WHAT TO PRODUCE →
Quote word for word from the line holding "Transcribe this image's" to the last line below, including both, and omit any pictures.

(Stored data)
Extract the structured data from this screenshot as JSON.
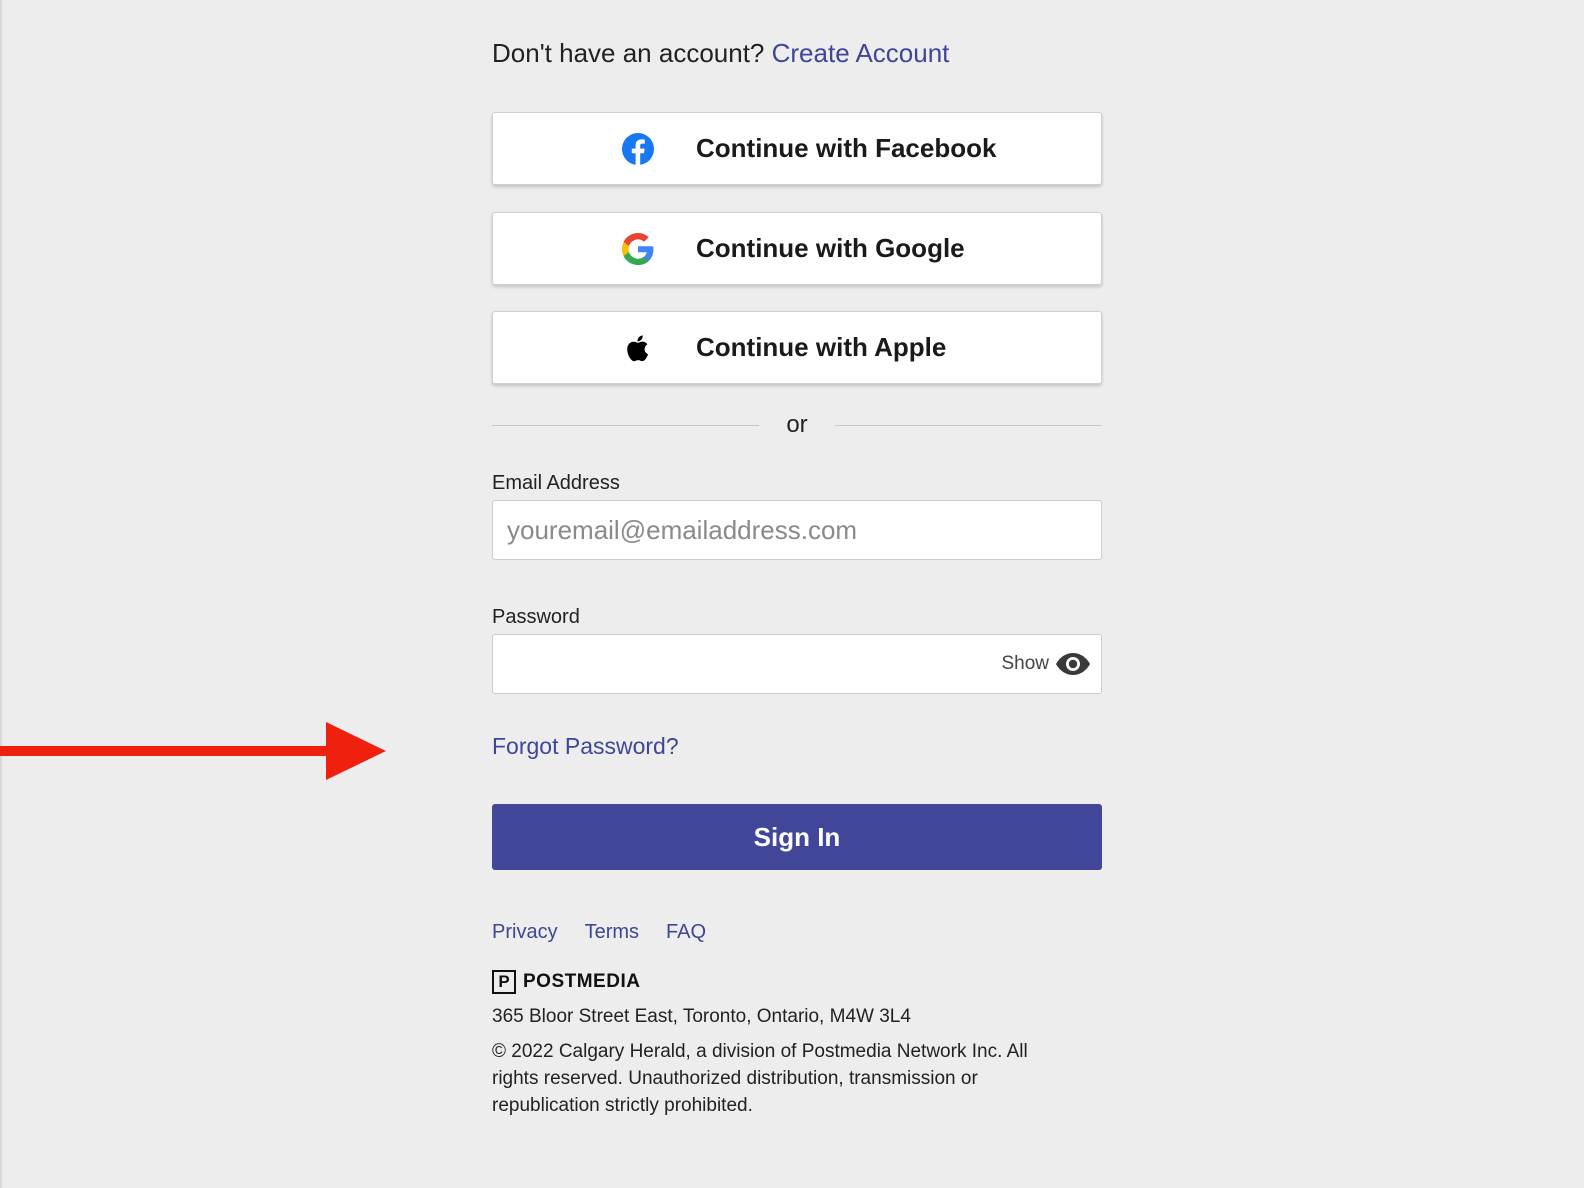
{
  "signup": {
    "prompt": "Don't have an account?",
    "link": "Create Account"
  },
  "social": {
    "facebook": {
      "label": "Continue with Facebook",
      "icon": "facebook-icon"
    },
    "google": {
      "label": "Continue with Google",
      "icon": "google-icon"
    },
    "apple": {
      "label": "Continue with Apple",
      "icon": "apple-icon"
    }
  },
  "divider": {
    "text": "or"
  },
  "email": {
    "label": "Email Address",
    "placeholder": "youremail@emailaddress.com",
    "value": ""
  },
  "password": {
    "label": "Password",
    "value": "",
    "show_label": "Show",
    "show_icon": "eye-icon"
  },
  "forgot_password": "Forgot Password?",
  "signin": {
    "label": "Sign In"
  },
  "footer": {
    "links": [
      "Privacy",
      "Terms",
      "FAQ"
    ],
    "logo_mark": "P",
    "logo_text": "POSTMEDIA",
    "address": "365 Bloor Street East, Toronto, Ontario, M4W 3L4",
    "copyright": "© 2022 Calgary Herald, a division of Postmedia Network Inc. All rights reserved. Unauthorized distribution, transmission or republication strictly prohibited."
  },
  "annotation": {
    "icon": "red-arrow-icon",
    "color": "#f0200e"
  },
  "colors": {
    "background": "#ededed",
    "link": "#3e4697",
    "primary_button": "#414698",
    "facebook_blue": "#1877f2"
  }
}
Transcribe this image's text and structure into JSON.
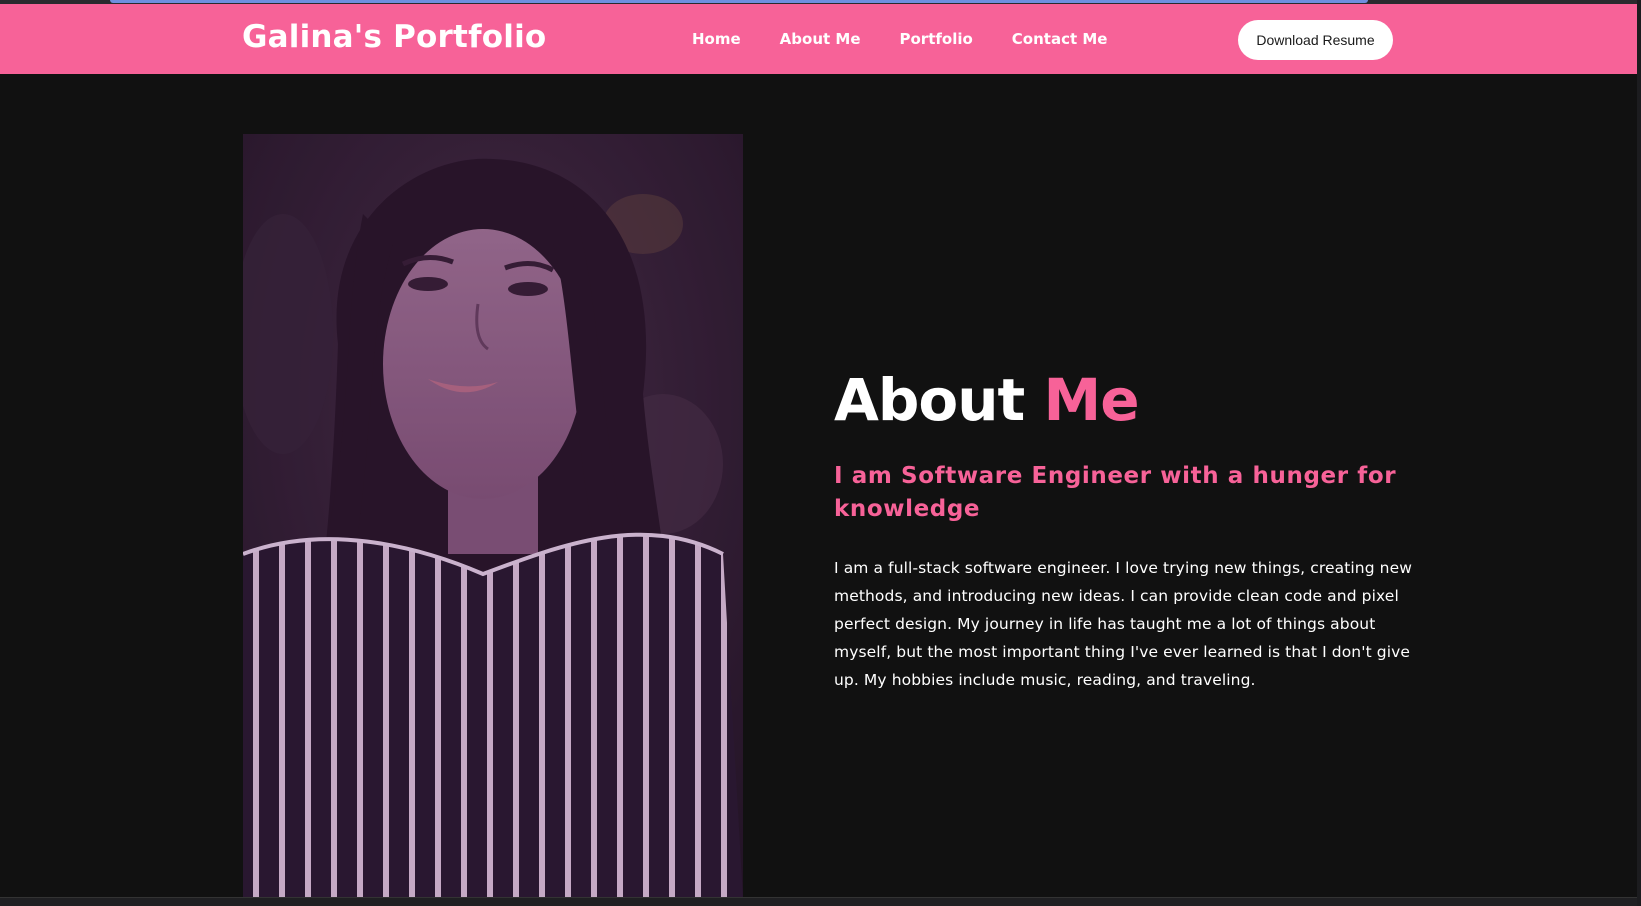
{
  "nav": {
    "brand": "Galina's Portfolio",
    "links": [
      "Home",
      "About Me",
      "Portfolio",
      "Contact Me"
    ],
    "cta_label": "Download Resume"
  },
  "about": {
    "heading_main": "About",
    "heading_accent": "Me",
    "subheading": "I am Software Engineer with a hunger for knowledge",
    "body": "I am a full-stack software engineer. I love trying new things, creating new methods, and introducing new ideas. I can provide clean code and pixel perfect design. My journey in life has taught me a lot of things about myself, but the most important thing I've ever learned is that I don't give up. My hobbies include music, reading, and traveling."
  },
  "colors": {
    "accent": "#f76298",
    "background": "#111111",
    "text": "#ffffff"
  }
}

FINAL RESULT →
Transcribe this image's text and structure into JSON.
{
  "nav": {
    "brand": "Galina's Portfolio",
    "links": [
      "Home",
      "About Me",
      "Portfolio",
      "Contact Me"
    ],
    "cta_label": "Download Resume"
  },
  "about": {
    "heading_main": "About",
    "heading_accent": "Me",
    "subheading": "I am Software Engineer with a hunger for knowledge",
    "body": "I am a full-stack software engineer. I love trying new things, creating new methods, and introducing new ideas. I can provide clean code and pixel perfect design. My journey in life has taught me a lot of things about myself, but the most important thing I've ever learned is that I don't give up. My hobbies include music, reading, and traveling."
  },
  "colors": {
    "accent": "#f76298",
    "background": "#111111",
    "text": "#ffffff"
  }
}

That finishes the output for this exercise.